[Dataset listings of figures]
___

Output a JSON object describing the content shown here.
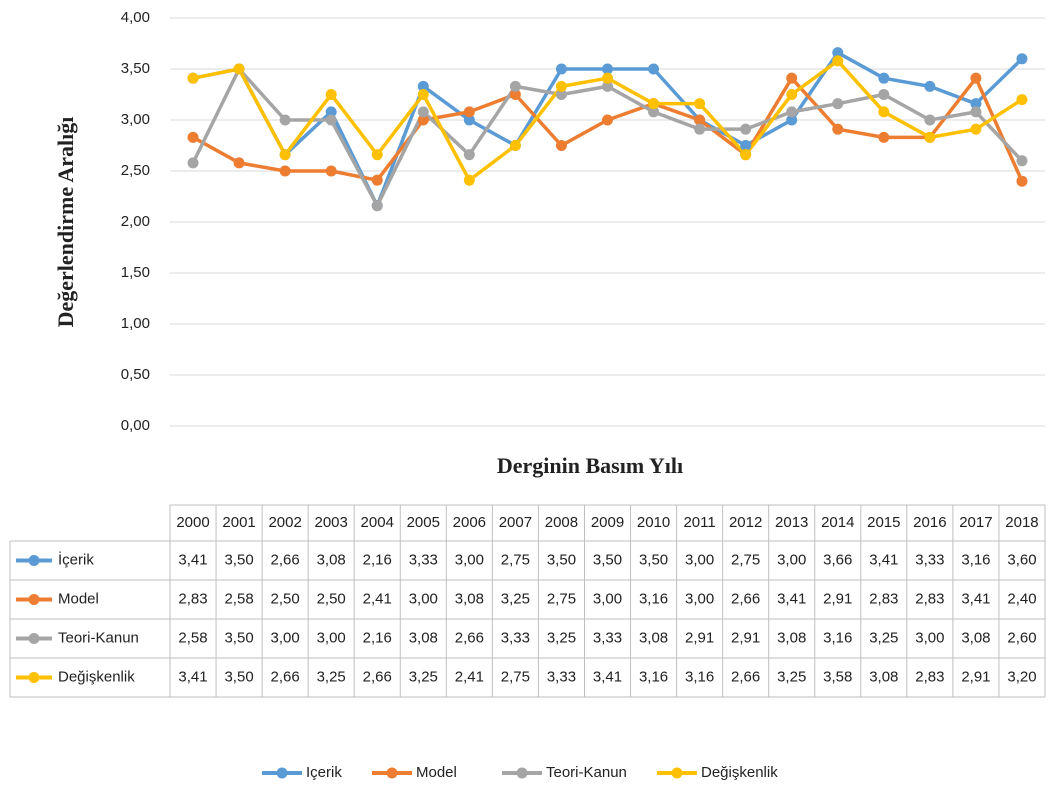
{
  "chart_data": {
    "type": "line",
    "y_axis_label": "Değerlendirme Aralığı",
    "x_axis_label": "Derginin Basım Yılı",
    "categories": [
      "2000",
      "2001",
      "2002",
      "2003",
      "2004",
      "2005",
      "2006",
      "2007",
      "2008",
      "2009",
      "2010",
      "2011",
      "2012",
      "2013",
      "2014",
      "2015",
      "2016",
      "2017",
      "2018"
    ],
    "ylim": [
      0,
      4
    ],
    "yticks": [
      {
        "value": 0,
        "label": "0,00"
      },
      {
        "value": 0.5,
        "label": "0,50"
      },
      {
        "value": 1,
        "label": "1,00"
      },
      {
        "value": 1.5,
        "label": "1,50"
      },
      {
        "value": 2,
        "label": "2,00"
      },
      {
        "value": 2.5,
        "label": "2,50"
      },
      {
        "value": 3,
        "label": "3,00"
      },
      {
        "value": 3.5,
        "label": "3,50"
      },
      {
        "value": 4,
        "label": "4,00"
      }
    ],
    "grid": true,
    "legend_position": "bottom",
    "legend_labels": [
      "Içerik",
      "Model",
      "Teori-Kanun",
      "Değişkenlik"
    ],
    "series": [
      {
        "name": "İçerik",
        "color": "#5b9bd5",
        "values": [
          3.41,
          3.5,
          2.66,
          3.08,
          2.16,
          3.33,
          3.0,
          2.75,
          3.5,
          3.5,
          3.5,
          3.0,
          2.75,
          3.0,
          3.66,
          3.41,
          3.33,
          3.16,
          3.6
        ],
        "value_labels": [
          "3,41",
          "3,50",
          "2,66",
          "3,08",
          "2,16",
          "3,33",
          "3,00",
          "2,75",
          "3,50",
          "3,50",
          "3,50",
          "3,00",
          "2,75",
          "3,00",
          "3,66",
          "3,41",
          "3,33",
          "3,16",
          "3,60"
        ]
      },
      {
        "name": "Model",
        "color": "#ed7d31",
        "values": [
          2.83,
          2.58,
          2.5,
          2.5,
          2.41,
          3.0,
          3.08,
          3.25,
          2.75,
          3.0,
          3.16,
          3.0,
          2.66,
          3.41,
          2.91,
          2.83,
          2.83,
          3.41,
          2.4
        ],
        "value_labels": [
          "2,83",
          "2,58",
          "2,50",
          "2,50",
          "2,41",
          "3,00",
          "3,08",
          "3,25",
          "2,75",
          "3,00",
          "3,16",
          "3,00",
          "2,66",
          "3,41",
          "2,91",
          "2,83",
          "2,83",
          "3,41",
          "2,40"
        ]
      },
      {
        "name": "Teori-Kanun",
        "color": "#a5a5a5",
        "values": [
          2.58,
          3.5,
          3.0,
          3.0,
          2.16,
          3.08,
          2.66,
          3.33,
          3.25,
          3.33,
          3.08,
          2.91,
          2.91,
          3.08,
          3.16,
          3.25,
          3.0,
          3.08,
          2.6
        ],
        "value_labels": [
          "2,58",
          "3,50",
          "3,00",
          "3,00",
          "2,16",
          "3,08",
          "2,66",
          "3,33",
          "3,25",
          "3,33",
          "3,08",
          "2,91",
          "2,91",
          "3,08",
          "3,16",
          "3,25",
          "3,00",
          "3,08",
          "2,60"
        ]
      },
      {
        "name": "Değişkenlik",
        "color": "#ffc000",
        "values": [
          3.41,
          3.5,
          2.66,
          3.25,
          2.66,
          3.25,
          2.41,
          2.75,
          3.33,
          3.41,
          3.16,
          3.16,
          2.66,
          3.25,
          3.58,
          3.08,
          2.83,
          2.91,
          3.2
        ],
        "value_labels": [
          "3,41",
          "3,50",
          "2,66",
          "3,25",
          "2,66",
          "3,25",
          "2,41",
          "2,75",
          "3,33",
          "3,41",
          "3,16",
          "3,16",
          "2,66",
          "3,25",
          "3,58",
          "3,08",
          "2,83",
          "2,91",
          "3,20"
        ]
      }
    ]
  }
}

___

### OBJECTIVE
Only lines with the word "color" are wanted, so copy each one from the records.

### WORKED ANSWER
        "color": "#5b9bd5",
        "color": "#ed7d31",
        "color": "#a5a5a5",
        "color": "#ffc000",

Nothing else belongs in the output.